### Given exercise
Take every line where the string "this" appears and copy it.

== Data listing ==

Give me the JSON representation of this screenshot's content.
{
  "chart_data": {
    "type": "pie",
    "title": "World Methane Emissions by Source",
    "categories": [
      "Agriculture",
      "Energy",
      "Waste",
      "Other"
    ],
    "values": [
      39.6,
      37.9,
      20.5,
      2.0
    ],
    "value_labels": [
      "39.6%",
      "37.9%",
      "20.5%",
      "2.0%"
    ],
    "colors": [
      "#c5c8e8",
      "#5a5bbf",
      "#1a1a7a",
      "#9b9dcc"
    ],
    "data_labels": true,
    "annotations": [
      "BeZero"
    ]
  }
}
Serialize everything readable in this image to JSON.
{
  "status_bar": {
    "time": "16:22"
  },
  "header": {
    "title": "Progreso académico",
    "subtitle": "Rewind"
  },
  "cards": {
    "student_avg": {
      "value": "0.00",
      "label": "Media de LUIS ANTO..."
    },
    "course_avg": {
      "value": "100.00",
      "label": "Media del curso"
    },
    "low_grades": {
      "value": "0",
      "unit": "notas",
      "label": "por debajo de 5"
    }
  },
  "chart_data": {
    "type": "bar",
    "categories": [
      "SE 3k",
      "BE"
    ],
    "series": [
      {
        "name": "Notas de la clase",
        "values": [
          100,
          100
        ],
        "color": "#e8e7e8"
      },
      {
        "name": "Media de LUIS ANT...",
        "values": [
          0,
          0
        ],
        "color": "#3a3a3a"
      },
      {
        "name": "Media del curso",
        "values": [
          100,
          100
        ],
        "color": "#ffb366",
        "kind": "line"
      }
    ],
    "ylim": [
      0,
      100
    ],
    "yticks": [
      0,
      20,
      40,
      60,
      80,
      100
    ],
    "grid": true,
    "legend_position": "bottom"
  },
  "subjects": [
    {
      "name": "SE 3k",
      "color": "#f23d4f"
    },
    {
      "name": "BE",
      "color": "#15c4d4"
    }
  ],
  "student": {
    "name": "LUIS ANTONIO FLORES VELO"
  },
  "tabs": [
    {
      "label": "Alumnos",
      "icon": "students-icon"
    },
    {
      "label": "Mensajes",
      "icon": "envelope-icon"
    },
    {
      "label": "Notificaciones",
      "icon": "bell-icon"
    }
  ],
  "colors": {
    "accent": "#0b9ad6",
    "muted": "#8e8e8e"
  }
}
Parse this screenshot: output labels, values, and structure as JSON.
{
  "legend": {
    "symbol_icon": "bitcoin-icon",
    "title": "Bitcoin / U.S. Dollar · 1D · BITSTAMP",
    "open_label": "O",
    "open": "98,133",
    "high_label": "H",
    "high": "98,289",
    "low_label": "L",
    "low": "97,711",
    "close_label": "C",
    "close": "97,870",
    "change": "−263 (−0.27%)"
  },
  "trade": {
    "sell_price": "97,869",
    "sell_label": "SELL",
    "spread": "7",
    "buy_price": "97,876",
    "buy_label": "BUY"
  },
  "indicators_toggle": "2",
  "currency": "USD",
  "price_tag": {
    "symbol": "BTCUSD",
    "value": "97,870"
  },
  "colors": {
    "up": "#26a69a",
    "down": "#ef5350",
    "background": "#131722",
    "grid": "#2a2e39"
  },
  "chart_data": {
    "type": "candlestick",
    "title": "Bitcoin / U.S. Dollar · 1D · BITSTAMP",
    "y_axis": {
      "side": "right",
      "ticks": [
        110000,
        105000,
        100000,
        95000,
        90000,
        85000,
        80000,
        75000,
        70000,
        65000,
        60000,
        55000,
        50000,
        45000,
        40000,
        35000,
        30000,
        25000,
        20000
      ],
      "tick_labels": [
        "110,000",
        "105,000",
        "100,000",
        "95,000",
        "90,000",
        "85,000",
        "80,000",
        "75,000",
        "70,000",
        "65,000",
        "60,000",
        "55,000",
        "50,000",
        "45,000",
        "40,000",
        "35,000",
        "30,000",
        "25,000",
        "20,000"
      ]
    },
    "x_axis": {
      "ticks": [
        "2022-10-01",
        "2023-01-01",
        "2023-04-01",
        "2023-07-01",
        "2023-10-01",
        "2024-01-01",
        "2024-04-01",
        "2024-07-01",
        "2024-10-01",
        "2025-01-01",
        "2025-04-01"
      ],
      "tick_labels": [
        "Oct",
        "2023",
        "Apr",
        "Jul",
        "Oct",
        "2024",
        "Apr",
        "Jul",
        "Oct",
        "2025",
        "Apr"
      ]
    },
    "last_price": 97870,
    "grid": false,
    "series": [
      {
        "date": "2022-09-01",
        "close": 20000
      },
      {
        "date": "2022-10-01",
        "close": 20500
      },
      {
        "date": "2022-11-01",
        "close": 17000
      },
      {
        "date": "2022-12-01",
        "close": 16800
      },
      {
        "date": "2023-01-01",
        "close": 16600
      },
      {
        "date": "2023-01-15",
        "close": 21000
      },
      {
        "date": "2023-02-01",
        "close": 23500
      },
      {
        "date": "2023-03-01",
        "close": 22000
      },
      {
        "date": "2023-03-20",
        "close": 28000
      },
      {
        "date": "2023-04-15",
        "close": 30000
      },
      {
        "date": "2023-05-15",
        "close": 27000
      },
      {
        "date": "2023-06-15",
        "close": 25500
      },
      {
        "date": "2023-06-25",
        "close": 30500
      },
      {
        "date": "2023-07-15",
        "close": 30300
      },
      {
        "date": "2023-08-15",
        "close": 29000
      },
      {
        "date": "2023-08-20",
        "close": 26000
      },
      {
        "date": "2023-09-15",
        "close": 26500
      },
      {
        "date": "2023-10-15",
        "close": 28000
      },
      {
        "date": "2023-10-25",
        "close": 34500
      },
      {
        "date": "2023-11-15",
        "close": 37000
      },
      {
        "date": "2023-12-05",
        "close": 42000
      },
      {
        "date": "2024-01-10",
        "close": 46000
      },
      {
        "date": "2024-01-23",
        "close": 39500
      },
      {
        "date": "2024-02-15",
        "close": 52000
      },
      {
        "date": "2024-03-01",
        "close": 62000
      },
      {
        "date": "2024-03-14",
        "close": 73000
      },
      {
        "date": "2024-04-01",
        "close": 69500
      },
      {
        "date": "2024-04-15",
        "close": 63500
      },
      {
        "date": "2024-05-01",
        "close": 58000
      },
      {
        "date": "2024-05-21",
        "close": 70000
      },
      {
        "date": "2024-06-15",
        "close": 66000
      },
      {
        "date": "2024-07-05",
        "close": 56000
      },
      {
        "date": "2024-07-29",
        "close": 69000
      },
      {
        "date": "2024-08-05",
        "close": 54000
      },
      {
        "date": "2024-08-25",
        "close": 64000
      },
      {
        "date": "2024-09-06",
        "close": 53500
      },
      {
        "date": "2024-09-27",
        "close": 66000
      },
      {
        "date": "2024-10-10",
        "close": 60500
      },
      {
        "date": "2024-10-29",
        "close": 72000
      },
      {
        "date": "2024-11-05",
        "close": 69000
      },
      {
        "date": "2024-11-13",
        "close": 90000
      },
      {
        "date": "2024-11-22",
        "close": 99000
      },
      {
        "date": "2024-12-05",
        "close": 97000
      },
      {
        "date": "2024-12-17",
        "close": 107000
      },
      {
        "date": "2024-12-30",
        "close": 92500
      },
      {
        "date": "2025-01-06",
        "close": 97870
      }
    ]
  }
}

===

### Task output
Give me the JSON representation of this screenshot's content.
Serialize everything readable in this image to JSON.
Parse this screenshot: output labels, values, and structure as JSON.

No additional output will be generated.